◆ **SELECTED EXCERPT**:
It's not smart for anyone for us not to have basic affordable access to insurance for everybody, kids, adults, young adults, and people as they age, or they never have the financial underpinnings to really be comfortable in the middle class.

I think it's very interesting and important to educate people on, as is exactly how you started, which is that there are both existential threats, repeal and so forth, which are very visible, but there are many, many, many things that fall more in the category of death by a thousand cuts, like eligibility-what you call the corn maze, like making it more difficult for people to enroll if they have a change in their income level or household status, which you well know for people who are low income people or working multiple jobs, seasonal jobs, their live changes so frequently, their eligibility changes so frequently, that if you wanted to play an easy game of gotcha, and make it more complex for people to enroll or kick them out of a program if things happen and they didn't follow every single step of the procedure, it would be quite easy to reduce the roles.

Which is why I think it's important to haul back up to 30,000 feet and say what's been the effect of these changes. Not to get lost in the "is this a good idea or bad idea, a good principle or bad principle," but at the end of the day if there are tens of thousands of people who no longer have access to coverage for a policy it's not hard to see it's a bad policy.

HWW: What’s your vision as you look forward to supporting creative and innovative services directed at helping American people get and stay connected to health coverage, particularly those people affected by health disparities?
AS: We’re doing two things:
One – we are creating a brand new national health policy movement that is going to be very well resourced and driven across the country with the goal to work at the state level and then at the federal level to essentially build a national consensus for everyone in the country-every single American-to get access to affordable, basic regular source of care. And that no American will go bankrupt from medical bills again.
We’ll be forming a new organization United States of Care that will have broad national support and sponsorship and will be working to harness public opinion in a way that creates national policy change and then work on the nitty gritty technical elements of policies within states to help them make those advances.
[As Andy mentioned earlier in our conversation, “People should watch my Twitter feed, and on my Twitter feed they can sign up and get information about it [United States of Care]. They can leave an email and we’ll get them information about it.” (Follow Andy on Twitter: @ASlavitt)]
The other thing I’m working on is fueling an investment into start-up companies that are innovating in low income communities, historically lower access communities, and brining innovations to create creative interventions that will help people get cared for in their communities, address social determinants and keep people healthy, focusing on critical intervention areas like mental health, substance abuse issues, kidney care, and working with dual eligible and Medicaid populations.
So we’ll be investing in funding start-ups that are doing that work in. One of the start-ups we’ve already invested in called City Block Health.
HWW: Thank you so much for taking the time. We appreciate you talking with us. We respect and admire your determination and doggedness in pursuit of these issues. 
AS: Good luck to you. Thanks for all you guys do.

 ---

More on Andy Slavitt: Andy Slavitt is the former Acting Administrator for the Centers for Medicare and Medicaid Services under the Obama Administration. He oversaw the Medicaid, Medicare and CHIP programs in addition to the Health Insurance Marketplace. He oversaw the implementation of the Affordable Care Act and MACRA legislation. He is a Senior Advisor to the Bipartisan Policy Center and a member of its Future Health Care Initiative. He has decades of private and public sector leadership in health care, business, and technology.

◆ **WHAT IS EXPECTED**: Copy the interview starting at "It's not smart" and ending at "the middle class.", swapping "insurance" for "health coverage". Work only from the interview.

◆ **Stored items from a collection**:
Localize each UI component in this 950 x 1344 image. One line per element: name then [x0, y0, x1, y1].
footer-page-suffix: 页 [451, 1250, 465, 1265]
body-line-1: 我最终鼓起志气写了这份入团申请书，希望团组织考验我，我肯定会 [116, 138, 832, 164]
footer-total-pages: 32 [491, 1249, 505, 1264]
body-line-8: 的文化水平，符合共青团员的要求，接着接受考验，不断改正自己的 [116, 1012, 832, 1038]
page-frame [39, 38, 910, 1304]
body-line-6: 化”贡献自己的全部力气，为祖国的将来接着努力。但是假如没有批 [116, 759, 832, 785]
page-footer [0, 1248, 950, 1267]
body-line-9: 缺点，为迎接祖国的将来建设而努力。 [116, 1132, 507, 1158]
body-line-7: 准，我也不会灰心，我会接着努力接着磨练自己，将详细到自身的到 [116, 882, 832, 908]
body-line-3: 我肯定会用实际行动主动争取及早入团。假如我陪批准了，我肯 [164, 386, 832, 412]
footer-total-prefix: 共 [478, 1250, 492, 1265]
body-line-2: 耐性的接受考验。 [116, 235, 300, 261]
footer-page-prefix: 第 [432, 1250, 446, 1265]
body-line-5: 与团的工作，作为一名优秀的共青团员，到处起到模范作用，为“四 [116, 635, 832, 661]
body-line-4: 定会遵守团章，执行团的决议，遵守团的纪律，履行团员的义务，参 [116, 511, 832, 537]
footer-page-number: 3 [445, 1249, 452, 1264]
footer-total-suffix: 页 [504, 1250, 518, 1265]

◆ **PROBLEM SOLUTION**:
It's not smart for anyone for us not to have basic affordable access to health coverage for everybody, kids, adults, young adults, and people as they age, or they never have the financial underpinnings to really be comfortable in the middle class.